Figure content listings:

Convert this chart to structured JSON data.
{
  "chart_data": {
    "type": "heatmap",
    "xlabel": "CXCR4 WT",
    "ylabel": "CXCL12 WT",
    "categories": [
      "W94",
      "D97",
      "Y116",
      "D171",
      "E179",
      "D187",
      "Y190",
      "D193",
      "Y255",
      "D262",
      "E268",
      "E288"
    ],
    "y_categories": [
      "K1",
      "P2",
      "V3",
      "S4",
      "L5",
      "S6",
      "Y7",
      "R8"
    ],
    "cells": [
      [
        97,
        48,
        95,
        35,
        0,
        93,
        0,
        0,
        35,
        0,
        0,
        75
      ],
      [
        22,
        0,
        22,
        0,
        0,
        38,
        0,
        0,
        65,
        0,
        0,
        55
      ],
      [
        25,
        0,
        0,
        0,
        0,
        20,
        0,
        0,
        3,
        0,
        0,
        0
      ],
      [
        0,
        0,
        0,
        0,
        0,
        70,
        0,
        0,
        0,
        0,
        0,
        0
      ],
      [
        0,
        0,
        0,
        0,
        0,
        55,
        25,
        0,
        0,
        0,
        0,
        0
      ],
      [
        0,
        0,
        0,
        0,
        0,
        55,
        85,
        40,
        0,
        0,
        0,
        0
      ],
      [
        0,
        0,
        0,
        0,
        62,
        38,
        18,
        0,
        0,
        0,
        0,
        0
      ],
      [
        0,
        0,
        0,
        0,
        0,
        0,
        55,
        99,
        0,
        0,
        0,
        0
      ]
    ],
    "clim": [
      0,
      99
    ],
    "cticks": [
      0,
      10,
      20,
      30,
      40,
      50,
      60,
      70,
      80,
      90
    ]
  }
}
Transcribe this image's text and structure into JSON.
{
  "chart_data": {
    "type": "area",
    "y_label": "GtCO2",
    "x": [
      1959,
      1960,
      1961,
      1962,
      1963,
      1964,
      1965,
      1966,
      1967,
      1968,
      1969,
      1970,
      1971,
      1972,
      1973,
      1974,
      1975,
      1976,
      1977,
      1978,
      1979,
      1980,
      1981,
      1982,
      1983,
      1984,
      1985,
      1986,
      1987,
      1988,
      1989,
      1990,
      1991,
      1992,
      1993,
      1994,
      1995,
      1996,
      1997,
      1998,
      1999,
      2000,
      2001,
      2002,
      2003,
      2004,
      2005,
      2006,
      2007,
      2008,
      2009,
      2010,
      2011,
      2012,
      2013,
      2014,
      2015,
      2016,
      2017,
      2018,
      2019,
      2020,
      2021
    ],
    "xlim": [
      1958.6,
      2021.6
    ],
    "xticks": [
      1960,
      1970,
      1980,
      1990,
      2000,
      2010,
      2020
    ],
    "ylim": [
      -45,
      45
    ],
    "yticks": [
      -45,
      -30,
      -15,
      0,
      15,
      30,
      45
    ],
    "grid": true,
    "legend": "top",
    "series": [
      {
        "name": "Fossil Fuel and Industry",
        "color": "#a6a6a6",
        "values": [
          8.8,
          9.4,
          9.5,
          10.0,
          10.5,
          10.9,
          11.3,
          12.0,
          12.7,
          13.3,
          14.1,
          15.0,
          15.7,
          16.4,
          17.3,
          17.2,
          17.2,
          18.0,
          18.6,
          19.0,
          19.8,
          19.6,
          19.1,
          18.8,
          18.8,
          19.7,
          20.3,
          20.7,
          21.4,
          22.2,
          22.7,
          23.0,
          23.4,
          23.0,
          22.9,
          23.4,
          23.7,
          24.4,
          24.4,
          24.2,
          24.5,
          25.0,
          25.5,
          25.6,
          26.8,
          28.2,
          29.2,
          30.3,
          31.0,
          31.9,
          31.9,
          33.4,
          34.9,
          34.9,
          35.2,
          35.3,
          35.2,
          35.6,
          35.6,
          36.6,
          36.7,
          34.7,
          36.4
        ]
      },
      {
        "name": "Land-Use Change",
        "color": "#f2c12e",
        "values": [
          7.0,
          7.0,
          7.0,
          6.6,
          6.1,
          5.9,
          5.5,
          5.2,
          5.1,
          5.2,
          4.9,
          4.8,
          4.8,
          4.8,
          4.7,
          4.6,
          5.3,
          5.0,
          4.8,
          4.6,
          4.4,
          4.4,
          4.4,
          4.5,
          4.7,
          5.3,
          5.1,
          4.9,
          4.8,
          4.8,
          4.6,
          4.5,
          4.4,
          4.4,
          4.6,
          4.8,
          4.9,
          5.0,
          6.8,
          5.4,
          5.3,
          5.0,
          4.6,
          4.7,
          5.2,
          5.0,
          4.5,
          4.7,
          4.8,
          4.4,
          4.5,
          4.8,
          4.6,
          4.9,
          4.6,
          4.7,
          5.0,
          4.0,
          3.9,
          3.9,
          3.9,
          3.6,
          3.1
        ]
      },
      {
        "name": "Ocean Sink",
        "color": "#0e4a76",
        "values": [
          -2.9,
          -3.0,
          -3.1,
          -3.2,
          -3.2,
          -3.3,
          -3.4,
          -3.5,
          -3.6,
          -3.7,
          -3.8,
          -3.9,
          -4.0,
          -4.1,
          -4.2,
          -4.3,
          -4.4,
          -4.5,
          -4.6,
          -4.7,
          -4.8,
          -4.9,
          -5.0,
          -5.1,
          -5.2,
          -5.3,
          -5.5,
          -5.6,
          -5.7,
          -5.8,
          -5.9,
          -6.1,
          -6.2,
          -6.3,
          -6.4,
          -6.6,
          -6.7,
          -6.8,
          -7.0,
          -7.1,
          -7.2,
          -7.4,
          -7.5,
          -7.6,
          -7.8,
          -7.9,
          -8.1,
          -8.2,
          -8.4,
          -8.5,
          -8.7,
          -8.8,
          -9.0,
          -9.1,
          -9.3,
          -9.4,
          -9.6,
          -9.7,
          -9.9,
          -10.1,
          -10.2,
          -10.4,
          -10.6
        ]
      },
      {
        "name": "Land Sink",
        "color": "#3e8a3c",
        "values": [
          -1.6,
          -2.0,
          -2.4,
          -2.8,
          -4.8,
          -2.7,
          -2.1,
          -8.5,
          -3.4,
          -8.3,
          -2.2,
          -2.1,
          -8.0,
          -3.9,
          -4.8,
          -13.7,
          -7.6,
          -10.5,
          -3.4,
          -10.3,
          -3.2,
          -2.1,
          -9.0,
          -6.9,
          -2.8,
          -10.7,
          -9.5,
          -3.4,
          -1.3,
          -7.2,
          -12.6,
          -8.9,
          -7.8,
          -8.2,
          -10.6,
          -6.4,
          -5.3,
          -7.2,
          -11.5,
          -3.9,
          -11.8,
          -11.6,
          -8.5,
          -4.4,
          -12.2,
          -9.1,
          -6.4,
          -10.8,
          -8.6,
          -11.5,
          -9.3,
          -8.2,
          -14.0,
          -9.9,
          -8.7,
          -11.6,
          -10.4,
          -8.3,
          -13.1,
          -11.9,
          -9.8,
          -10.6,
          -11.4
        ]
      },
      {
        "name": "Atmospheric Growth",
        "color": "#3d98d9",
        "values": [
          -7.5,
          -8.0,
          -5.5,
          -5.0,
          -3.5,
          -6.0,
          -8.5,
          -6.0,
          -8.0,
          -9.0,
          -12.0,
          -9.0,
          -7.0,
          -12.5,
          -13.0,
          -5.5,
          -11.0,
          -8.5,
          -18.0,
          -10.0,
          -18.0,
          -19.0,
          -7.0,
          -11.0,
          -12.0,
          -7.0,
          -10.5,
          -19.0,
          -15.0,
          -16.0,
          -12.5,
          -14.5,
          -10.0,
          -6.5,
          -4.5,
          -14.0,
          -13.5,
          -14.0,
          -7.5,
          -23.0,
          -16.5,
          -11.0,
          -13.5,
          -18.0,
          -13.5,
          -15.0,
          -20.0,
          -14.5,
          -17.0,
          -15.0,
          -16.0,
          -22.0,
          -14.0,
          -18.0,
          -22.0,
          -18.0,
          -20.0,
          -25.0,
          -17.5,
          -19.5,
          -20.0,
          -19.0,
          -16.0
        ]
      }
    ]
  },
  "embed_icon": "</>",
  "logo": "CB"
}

### EXERCISE DIRECTIONS
Lines containing "JSON" are to be counted. State the total and add nothing.

### REPLY
2